La seconde tentative fut la bonne. Le 27 avril dernier, neuf Libanais âgés de 13 à 16 ans sont rentrés à Beyrouth, en provenance des États-Unis, avec un trophée en main. Ce trophée, il représente leur victoire à la First Lego League (FLL), une compétition internationale en robotique qui s'est tenue du 22 au 25 avril à Saint Louis, aux États-Unis. Cette compétition, soutenue par la Nasa, est ouverte aux jeunes de 9 à 16 ans et le fruit d'une collaboration entre FIRST (For Inspiration and Recognition of Science and Technology), une association dont le but est d'encourager les étudiants à devenir des ingénieurs, et Lego, la marque de jouets mondialement connue.
L'année dernière, les "Fast and Curious", nom que se sont donné les écoliers de l'équipe de la Cedars Cultural School de Kabrechmoun, dans la région de Aley, s'étaient hissés à la seconde place du podium de ce même concours. Pas satisfaits, ils avaient décidé de retenter leur chance. Bien leur en a pris.
« Nous sommes libanais et champions du monde en robotique ! Enfin ! » s'exclame Charbel Najjar, entraîneur des Fast and Curious, interrogé par L'Orient-Le Jour.
Lors du concours, retransmis en direct sur le site de la Nasa, les robots venus des quatre coins du monde devaient notamment remplir, devant un jury de 55 personnes présidé par Skip Gridely, ingénieur aérospatial, 18 missions en 2 minutes 30. Des missions relatives au thème de l'année : améliorer l'éducation. Construit en six mois à partir de pièces de Lego, le robot de l'équipe libanaise, équipé de quatre moteurs, d'« un cerveau » et de quatre capteurs, devait placer une balle dans un but, prendre cinq loupes et les poser en un lieu donné ou encore reconnaître des couleurs en leur associant des objets.
« Comme il s'agit de notre deuxième participation à cette compétition, nous avons corrigé nos erreurs, utilisé des techniques plus avancées permettant à notre robot de porter des choses lourdes et d'être plus rapide », explique Charbel, certifié entraîneur en robotique par l'université américaine Carnegie Melon.
L'équipe a aussi créé une application mobile pour les étudiants dyslexiques, elle sera bientôt disponible sur iOS et Android. Tous les membres de Fast and Curious ont également été interrogés oralement par le jury. Ils devaient, sans leur robot, être capables de répondre à des questions techniques et à des questions liées au travail de l'équipe.
Résultat : les jeunes Libanais se sont hissés sur la première place du podium, devant l'Espagne et les États-Unis. Ils ont battu les 105 meilleures équipes sélectionnées parmi les 44 124 équipes originaires de 80 pays dont les États-Unis, la France, la Grande-Bretagne, le Japon, la Chine ainsi que la Jordanie, seul autre pays du Moyen-Orient. « Ils ont impressionné tous les juges, leur robot est rapide, eux sont curieux, il s'agit des Fast and Curious et ils sont les champions du monde », a annoncé le maître de la cérémonie de clôture avant de remettre leur trophée aux membres de l'équipe libanaise, applaudis par les milliers de spectateurs.

CONSIGNE 1: D'après l'extrait, combien de missions les robots devaient-ils accomplir en 2 minutes 30 ?
La liste qui suit n'a aucun rapport avec l'extrait.

DONNÉES FOURNIES:
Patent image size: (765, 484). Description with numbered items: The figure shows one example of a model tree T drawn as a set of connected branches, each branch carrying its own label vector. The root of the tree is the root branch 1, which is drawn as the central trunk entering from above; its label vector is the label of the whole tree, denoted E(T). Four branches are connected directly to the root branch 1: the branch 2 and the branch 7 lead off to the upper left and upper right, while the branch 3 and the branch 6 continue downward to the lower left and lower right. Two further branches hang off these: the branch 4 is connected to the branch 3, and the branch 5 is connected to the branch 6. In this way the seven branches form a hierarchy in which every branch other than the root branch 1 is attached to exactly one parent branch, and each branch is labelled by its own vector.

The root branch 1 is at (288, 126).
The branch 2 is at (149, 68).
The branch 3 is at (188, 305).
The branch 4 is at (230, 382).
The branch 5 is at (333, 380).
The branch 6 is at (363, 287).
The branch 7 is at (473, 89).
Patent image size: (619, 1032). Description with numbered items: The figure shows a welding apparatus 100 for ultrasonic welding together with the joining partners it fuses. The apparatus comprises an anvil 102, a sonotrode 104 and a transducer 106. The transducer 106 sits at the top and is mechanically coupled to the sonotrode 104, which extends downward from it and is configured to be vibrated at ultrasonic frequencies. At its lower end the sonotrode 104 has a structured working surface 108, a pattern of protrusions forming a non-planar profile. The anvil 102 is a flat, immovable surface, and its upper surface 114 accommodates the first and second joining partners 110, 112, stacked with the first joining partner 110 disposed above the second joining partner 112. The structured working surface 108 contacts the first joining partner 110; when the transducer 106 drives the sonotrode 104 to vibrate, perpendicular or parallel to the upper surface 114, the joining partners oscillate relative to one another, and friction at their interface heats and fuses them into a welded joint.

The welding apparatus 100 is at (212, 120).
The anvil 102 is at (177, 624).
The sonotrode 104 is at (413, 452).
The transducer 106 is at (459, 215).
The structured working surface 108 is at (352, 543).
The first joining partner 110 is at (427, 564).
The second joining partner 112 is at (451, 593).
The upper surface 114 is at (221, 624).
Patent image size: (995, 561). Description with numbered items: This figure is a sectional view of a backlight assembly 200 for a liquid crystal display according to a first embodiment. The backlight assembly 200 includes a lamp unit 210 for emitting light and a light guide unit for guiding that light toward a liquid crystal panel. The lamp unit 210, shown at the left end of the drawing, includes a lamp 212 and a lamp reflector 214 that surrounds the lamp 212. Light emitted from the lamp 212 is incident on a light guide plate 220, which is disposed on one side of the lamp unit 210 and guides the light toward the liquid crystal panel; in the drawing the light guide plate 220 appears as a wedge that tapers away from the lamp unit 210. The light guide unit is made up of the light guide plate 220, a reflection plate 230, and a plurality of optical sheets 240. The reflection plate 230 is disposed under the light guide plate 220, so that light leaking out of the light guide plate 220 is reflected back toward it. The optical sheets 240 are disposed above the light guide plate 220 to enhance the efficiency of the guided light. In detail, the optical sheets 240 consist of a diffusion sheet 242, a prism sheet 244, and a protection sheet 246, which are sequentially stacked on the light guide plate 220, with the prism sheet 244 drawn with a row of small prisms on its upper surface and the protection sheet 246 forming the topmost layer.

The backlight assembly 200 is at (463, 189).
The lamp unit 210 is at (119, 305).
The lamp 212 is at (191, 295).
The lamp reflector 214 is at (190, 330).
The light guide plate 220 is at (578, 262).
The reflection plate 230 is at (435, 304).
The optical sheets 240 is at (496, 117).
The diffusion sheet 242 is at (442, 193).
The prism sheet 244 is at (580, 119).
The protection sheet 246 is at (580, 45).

CONSIGNE 2: Recopiez s'il vous plaît, à l'identique, tout ce qui va du début de la liste ci-dessus jusqu'à la ligne contenant « The branch 7 is at (473, 89). », cette ligne comprise.

RÉPONSE ATTENDUE 1: 18 missions.

RÉPONSE ATTENDUE 2:
Patent image size: (765, 484). Description with numbered items: The figure shows one example of a model tree T drawn as a set of connected branches, each branch carrying its own label vector. The root of the tree is the root branch 1, which is drawn as the central trunk entering from above; its label vector is the label of the whole tree, denoted E(T). Four branches are connected directly to the root branch 1: the branch 2 and the branch 7 lead off to the upper left and upper right, while the branch 3 and the branch 6 continue downward to the lower left and lower right. Two further branches hang off these: the branch 4 is connected to the branch 3, and the branch 5 is connected to the branch 6. In this way the seven branches form a hierarchy in which every branch other than the root branch 1 is attached to exactly one parent branch, and each branch is labelled by its own vector.

The root branch 1 is at (288, 126).
The branch 2 is at (149, 68).
The branch 3 is at (188, 305).
The branch 4 is at (230, 382).
The branch 5 is at (333, 380).
The branch 6 is at (363, 287).
The branch 7 is at (473, 89).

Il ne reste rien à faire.